Only a number is wanted: the count of lines in this listing that contain "came".

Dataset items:
=-=-=-=-=

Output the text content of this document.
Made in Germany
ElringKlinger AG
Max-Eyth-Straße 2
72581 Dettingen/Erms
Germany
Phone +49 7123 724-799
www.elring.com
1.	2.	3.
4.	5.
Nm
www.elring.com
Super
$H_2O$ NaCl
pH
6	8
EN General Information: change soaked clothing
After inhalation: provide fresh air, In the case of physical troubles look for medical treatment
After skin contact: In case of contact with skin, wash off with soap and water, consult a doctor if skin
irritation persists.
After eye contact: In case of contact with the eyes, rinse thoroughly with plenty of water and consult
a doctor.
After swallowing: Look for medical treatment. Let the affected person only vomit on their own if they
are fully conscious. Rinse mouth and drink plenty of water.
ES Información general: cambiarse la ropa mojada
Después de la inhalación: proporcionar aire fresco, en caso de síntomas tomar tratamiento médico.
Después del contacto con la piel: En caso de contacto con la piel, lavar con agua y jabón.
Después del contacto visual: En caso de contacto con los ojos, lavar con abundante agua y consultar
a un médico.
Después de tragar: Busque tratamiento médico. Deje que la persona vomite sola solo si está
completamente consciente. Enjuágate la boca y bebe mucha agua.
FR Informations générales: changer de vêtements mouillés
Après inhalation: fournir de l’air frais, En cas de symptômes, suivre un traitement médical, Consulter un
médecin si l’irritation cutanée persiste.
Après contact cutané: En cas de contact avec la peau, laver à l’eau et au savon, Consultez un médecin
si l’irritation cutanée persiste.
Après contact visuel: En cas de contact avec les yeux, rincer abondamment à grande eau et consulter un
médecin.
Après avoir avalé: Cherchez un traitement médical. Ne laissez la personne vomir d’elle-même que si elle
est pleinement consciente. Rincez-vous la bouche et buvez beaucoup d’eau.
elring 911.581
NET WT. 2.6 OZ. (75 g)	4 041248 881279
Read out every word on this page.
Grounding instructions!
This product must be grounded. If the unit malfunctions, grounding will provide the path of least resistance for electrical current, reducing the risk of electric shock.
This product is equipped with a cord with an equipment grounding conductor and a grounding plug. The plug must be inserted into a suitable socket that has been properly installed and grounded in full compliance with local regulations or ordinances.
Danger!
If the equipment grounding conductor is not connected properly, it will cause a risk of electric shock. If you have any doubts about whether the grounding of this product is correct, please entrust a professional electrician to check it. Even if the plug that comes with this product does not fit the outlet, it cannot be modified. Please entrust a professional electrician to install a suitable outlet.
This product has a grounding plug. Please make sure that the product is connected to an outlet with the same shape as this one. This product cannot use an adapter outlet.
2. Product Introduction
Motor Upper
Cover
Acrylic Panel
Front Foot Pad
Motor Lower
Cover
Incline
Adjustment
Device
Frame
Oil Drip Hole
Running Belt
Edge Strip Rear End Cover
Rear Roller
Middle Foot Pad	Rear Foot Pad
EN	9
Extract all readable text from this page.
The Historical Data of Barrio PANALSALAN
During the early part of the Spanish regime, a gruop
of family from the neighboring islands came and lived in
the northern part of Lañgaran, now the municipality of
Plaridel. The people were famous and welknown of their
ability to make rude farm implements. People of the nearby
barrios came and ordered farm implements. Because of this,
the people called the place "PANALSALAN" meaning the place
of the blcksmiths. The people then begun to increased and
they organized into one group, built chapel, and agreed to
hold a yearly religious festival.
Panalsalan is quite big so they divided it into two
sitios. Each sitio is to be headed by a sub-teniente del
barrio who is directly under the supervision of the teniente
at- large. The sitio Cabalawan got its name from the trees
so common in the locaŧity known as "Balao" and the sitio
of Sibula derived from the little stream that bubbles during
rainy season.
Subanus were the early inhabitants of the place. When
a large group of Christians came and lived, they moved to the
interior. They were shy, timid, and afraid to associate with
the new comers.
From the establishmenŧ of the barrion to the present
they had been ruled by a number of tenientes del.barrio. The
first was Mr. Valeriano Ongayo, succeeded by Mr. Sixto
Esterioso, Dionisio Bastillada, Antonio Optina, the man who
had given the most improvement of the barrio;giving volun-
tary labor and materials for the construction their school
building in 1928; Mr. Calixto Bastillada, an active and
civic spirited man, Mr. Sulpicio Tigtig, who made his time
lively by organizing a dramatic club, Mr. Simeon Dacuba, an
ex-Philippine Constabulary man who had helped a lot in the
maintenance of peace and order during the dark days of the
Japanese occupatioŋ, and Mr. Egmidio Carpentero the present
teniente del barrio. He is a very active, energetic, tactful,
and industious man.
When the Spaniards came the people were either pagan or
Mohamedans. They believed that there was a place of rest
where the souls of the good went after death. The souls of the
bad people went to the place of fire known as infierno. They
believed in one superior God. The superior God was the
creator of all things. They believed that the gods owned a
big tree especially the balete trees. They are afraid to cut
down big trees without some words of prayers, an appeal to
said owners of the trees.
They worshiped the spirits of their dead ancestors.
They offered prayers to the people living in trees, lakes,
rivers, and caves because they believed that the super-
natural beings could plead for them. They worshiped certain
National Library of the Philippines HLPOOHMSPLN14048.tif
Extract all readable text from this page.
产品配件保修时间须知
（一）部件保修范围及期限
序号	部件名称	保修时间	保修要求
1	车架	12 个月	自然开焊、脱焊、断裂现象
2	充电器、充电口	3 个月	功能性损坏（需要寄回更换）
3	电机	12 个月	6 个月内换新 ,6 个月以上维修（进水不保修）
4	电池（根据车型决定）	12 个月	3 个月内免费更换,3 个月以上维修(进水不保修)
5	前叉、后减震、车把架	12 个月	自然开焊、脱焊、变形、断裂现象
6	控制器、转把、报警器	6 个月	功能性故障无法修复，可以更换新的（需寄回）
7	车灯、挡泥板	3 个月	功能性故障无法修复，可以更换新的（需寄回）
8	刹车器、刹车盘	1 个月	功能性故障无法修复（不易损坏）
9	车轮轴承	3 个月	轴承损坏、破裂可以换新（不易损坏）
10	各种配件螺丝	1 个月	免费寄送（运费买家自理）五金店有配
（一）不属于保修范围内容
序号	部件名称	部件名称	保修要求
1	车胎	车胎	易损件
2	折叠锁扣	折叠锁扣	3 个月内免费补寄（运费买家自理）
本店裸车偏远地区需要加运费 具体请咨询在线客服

=-=-=-=-=

• **OUTPUT FOR THIS TASK**
4